Given instruction: The listing below is to be output in its exact form.

Material provided:

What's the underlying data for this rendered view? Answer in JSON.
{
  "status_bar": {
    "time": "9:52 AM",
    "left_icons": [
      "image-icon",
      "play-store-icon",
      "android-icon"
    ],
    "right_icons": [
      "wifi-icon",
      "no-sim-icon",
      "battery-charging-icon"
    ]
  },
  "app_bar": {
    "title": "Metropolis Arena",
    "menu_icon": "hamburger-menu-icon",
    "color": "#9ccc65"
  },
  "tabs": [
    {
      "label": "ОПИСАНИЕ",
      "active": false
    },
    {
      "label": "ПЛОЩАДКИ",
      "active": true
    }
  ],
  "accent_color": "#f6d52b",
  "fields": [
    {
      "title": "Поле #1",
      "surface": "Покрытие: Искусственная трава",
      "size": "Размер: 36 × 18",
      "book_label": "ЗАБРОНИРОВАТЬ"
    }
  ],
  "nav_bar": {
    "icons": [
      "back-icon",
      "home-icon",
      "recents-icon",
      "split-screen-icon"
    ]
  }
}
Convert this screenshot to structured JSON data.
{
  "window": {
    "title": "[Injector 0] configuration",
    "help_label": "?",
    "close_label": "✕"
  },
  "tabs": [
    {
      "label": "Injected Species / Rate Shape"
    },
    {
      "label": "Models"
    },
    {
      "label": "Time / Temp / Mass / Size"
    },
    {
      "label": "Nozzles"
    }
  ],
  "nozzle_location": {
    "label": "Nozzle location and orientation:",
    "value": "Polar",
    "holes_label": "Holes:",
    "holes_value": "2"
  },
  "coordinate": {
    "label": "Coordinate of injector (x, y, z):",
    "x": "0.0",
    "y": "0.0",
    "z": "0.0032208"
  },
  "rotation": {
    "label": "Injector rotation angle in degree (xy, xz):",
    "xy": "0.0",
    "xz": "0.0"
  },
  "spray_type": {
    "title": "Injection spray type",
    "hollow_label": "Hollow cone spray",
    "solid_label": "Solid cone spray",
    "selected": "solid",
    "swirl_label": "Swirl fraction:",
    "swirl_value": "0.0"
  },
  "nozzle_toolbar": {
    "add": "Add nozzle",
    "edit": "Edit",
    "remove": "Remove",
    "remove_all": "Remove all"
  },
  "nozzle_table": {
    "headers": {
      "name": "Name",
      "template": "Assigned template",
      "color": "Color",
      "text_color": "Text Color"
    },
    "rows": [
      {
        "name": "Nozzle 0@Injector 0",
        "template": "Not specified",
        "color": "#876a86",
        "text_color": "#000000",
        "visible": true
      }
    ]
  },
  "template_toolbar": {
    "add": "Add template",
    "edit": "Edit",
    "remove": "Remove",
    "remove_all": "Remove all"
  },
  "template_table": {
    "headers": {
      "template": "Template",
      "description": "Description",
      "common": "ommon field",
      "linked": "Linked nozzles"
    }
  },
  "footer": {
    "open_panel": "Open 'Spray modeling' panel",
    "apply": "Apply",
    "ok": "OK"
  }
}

Output of the exercise:
What's the underlying data for this rendered view? Answer in JSON.
{
  "status_bar": {
    "time": "9:52 AM",
    "left_icons": [
      "image-icon",
      "play-store-icon",
      "android-icon"
    ],
    "right_icons": [
      "wifi-icon",
      "no-sim-icon",
      "battery-charging-icon"
    ]
  },
  "app_bar": {
    "title": "Metropolis Arena",
    "menu_icon": "hamburger-menu-icon",
    "color": "#9ccc65"
  },
  "tabs": [
    {
      "label": "ОПИСАНИЕ",
      "active": false
    },
    {
      "label": "ПЛОЩАДКИ",
      "active": true
    }
  ],
  "accent_color": "#f6d52b",
  "fields": [
    {
      "title": "Поле #1",
      "surface": "Покрытие: Искусственная трава",
      "size": "Размер: 36 × 18",
      "book_label": "ЗАБРОНИРОВАТЬ"
    }
  ],
  "nav_bar": {
    "icons": [
      "back-icon",
      "home-icon",
      "recents-icon",
      "split-screen-icon"
    ]
  }
}
Convert this screenshot to structured JSON data.
{
  "window": {
    "title": "[Injector 0] configuration",
    "help_label": "?",
    "close_label": "✕"
  },
  "tabs": [
    {
      "label": "Injected Species / Rate Shape"
    },
    {
      "label": "Models"
    },
    {
      "label": "Time / Temp / Mass / Size"
    },
    {
      "label": "Nozzles"
    }
  ],
  "nozzle_location": {
    "label": "Nozzle location and orientation:",
    "value": "Polar",
    "holes_label": "Holes:",
    "holes_value": "2"
  },
  "coordinate": {
    "label": "Coordinate of injector (x, y, z):",
    "x": "0.0",
    "y": "0.0",
    "z": "0.0032208"
  },
  "rotation": {
    "label": "Injector rotation angle in degree (xy, xz):",
    "xy": "0.0",
    "xz": "0.0"
  },
  "spray_type": {
    "title": "Injection spray type",
    "hollow_label": "Hollow cone spray",
    "solid_label": "Solid cone spray",
    "selected": "solid",
    "swirl_label": "Swirl fraction:",
    "swirl_value": "0.0"
  },
  "nozzle_toolbar": {
    "add": "Add nozzle",
    "edit": "Edit",
    "remove": "Remove",
    "remove_all": "Remove all"
  },
  "nozzle_table": {
    "headers": {
      "name": "Name",
      "template": "Assigned template",
      "color": "Color",
      "text_color": "Text Color"
    },
    "rows": [
      {
        "name": "Nozzle 0@Injector 0",
        "template": "Not specified",
        "color": "#876a86",
        "text_color": "#000000",
        "visible": true
      }
    ]
  },
  "template_toolbar": {
    "add": "Add template",
    "edit": "Edit",
    "remove": "Remove",
    "remove_all": "Remove all"
  },
  "template_table": {
    "headers": {
      "template": "Template",
      "description": "Description",
      "common": "ommon field",
      "linked": "Linked nozzles"
    }
  },
  "footer": {
    "open_panel": "Open 'Spray modeling' panel",
    "apply": "Apply",
    "ok": "OK"
  }
}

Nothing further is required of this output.